Find the string "quod" in the data, then copy every line where it is found.

[BEGIN Task inputs]

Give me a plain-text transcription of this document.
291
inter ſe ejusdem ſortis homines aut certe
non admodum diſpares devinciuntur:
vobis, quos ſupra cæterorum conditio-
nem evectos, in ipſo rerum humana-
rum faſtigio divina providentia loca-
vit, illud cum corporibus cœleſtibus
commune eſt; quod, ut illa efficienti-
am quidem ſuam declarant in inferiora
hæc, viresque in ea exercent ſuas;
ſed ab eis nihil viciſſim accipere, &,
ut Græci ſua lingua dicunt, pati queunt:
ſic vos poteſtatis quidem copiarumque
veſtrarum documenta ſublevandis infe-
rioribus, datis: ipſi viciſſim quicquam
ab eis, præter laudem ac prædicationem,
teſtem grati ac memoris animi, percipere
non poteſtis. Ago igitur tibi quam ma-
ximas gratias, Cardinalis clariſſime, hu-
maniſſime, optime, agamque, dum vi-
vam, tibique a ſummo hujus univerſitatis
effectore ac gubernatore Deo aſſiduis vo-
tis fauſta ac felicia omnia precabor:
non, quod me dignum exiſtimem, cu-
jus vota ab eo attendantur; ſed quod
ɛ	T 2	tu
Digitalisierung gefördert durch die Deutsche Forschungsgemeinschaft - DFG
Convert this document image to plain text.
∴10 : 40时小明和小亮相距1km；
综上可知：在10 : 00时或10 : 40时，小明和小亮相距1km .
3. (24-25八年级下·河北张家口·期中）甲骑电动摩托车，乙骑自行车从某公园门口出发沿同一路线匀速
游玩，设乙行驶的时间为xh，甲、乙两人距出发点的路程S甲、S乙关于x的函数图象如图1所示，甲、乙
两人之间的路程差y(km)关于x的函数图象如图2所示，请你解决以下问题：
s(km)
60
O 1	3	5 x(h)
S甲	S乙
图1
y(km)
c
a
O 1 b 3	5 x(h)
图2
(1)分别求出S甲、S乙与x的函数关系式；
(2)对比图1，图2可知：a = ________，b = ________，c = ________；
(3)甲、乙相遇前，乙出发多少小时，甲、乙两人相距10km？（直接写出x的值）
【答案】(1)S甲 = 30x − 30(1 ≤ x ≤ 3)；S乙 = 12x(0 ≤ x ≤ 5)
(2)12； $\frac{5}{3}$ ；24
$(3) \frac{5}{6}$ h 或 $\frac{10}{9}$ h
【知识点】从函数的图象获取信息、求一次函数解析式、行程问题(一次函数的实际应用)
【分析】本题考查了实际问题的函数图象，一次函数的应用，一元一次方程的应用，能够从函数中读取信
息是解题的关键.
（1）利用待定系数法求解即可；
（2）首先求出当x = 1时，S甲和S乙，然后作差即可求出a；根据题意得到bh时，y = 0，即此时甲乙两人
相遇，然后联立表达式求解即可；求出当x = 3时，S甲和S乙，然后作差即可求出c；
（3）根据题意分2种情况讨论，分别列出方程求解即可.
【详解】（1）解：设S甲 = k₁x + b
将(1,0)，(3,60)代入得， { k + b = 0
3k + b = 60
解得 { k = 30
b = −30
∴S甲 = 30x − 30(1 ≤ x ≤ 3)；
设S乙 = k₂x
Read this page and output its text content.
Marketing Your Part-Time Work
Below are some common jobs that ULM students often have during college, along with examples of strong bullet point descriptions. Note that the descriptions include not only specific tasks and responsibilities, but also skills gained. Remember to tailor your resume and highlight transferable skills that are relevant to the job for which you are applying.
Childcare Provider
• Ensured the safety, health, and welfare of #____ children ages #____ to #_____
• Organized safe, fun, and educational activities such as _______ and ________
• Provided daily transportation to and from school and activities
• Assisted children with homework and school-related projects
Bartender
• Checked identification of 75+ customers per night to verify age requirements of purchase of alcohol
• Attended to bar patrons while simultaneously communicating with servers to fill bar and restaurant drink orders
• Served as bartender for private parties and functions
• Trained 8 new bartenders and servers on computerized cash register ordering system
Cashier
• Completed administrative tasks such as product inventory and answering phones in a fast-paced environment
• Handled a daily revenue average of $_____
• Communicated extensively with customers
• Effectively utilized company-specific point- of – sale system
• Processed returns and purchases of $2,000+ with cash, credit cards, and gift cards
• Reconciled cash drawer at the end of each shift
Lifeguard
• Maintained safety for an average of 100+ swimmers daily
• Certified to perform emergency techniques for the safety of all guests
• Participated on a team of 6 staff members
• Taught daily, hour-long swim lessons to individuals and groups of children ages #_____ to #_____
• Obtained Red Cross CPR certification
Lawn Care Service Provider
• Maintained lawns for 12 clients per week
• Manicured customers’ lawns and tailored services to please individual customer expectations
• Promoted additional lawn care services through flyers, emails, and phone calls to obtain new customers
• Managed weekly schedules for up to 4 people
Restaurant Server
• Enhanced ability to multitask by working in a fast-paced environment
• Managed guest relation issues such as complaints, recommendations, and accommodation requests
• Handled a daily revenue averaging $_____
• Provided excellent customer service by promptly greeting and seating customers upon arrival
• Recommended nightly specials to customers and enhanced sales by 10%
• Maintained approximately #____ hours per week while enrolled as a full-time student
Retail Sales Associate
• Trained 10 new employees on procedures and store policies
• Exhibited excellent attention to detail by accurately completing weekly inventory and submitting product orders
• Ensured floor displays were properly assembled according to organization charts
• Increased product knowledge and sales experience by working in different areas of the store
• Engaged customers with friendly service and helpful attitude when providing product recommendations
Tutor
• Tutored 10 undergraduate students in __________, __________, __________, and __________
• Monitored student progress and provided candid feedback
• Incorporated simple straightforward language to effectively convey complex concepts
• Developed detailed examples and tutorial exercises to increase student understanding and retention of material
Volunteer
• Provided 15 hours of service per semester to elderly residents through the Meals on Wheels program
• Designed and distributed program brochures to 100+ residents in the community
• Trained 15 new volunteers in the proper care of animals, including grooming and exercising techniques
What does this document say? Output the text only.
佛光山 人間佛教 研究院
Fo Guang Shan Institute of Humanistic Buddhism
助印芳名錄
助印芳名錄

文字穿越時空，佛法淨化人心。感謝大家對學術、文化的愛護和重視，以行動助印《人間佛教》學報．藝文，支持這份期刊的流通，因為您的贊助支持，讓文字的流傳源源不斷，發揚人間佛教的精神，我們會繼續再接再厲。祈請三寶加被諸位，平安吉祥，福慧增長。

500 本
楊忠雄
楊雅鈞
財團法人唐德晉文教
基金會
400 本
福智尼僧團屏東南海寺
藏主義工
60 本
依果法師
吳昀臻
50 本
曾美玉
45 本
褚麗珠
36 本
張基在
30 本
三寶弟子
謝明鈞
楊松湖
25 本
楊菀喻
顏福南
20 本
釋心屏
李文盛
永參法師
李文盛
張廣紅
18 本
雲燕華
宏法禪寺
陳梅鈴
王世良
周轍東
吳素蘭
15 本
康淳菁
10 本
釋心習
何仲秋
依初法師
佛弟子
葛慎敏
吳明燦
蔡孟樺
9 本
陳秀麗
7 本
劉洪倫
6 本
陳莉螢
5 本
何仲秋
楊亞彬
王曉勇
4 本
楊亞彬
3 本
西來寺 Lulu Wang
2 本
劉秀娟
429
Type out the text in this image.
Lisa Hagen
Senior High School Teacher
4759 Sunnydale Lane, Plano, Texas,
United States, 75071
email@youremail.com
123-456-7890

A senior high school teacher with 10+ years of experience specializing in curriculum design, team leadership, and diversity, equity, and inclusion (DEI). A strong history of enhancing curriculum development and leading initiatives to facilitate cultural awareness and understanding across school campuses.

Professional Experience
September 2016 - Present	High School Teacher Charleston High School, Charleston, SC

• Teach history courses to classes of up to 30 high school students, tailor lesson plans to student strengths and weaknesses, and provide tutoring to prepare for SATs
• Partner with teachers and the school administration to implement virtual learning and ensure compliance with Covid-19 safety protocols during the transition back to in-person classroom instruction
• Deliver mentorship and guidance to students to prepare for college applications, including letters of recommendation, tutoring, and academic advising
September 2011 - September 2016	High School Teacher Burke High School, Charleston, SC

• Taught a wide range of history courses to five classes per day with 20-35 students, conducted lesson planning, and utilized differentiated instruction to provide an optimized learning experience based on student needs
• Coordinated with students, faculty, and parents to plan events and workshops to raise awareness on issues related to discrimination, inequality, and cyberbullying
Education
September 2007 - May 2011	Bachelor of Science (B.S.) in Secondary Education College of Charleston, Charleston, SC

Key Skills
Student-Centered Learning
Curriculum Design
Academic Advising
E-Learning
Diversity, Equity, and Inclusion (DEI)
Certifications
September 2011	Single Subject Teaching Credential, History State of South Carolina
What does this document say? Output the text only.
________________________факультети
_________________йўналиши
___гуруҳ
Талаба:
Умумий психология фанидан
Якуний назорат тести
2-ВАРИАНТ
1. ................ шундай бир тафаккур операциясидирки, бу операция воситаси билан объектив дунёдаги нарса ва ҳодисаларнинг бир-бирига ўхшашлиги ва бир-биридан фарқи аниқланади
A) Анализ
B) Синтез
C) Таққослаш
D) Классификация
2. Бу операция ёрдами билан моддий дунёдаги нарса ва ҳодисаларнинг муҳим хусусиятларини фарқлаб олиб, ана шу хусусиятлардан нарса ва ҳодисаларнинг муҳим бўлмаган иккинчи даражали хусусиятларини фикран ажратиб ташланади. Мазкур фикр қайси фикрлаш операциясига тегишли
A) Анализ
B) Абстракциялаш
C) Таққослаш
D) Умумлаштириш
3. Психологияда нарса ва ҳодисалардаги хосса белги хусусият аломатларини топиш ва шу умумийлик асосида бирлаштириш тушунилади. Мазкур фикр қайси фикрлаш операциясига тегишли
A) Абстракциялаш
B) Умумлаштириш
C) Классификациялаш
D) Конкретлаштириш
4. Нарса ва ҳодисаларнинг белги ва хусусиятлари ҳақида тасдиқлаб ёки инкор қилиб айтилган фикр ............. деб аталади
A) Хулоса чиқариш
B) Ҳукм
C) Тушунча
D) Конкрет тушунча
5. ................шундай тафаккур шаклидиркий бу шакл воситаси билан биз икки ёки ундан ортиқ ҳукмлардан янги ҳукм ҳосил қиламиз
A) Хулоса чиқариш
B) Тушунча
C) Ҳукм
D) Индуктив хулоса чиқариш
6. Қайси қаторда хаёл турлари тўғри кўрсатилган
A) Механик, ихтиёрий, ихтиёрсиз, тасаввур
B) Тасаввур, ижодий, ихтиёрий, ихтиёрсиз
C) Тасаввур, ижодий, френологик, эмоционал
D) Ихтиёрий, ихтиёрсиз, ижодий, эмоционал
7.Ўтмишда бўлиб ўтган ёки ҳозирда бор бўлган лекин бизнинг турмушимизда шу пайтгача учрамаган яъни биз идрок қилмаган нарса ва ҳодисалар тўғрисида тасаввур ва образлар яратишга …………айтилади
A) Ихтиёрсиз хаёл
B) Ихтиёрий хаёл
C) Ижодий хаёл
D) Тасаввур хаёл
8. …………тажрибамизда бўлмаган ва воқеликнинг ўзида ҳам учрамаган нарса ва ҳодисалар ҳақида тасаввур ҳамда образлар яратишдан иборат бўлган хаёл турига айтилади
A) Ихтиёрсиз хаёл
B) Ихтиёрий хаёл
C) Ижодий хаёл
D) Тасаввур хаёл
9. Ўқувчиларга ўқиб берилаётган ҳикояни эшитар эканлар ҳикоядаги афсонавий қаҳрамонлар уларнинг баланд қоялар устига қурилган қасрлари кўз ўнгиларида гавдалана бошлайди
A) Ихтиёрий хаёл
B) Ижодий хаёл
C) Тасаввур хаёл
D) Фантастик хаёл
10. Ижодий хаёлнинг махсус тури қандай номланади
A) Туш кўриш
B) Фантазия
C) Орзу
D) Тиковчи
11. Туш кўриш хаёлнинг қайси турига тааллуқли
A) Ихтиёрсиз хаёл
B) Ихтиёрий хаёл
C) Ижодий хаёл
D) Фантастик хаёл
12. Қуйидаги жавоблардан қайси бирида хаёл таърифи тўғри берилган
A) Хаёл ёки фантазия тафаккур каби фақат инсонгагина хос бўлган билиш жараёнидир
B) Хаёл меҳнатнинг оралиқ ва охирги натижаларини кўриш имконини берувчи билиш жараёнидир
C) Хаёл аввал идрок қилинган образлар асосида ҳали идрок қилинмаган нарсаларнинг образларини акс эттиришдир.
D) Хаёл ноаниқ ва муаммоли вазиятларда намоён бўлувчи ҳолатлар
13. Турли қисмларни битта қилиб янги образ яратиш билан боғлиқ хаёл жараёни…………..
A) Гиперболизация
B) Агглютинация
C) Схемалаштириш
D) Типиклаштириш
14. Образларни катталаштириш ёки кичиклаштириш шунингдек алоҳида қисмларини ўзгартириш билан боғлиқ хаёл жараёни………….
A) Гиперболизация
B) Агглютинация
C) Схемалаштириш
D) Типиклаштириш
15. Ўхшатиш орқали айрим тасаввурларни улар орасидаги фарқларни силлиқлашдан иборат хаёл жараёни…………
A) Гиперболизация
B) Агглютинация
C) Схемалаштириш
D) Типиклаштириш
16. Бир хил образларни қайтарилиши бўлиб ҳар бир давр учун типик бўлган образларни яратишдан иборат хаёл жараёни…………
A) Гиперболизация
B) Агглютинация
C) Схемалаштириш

[END Task inputs]

Full solution.
commune eſt; quod, ut illa efficienti-
non, quod me dignum exiſtimem, cu-
jus vota ab eo attendantur; ſed quod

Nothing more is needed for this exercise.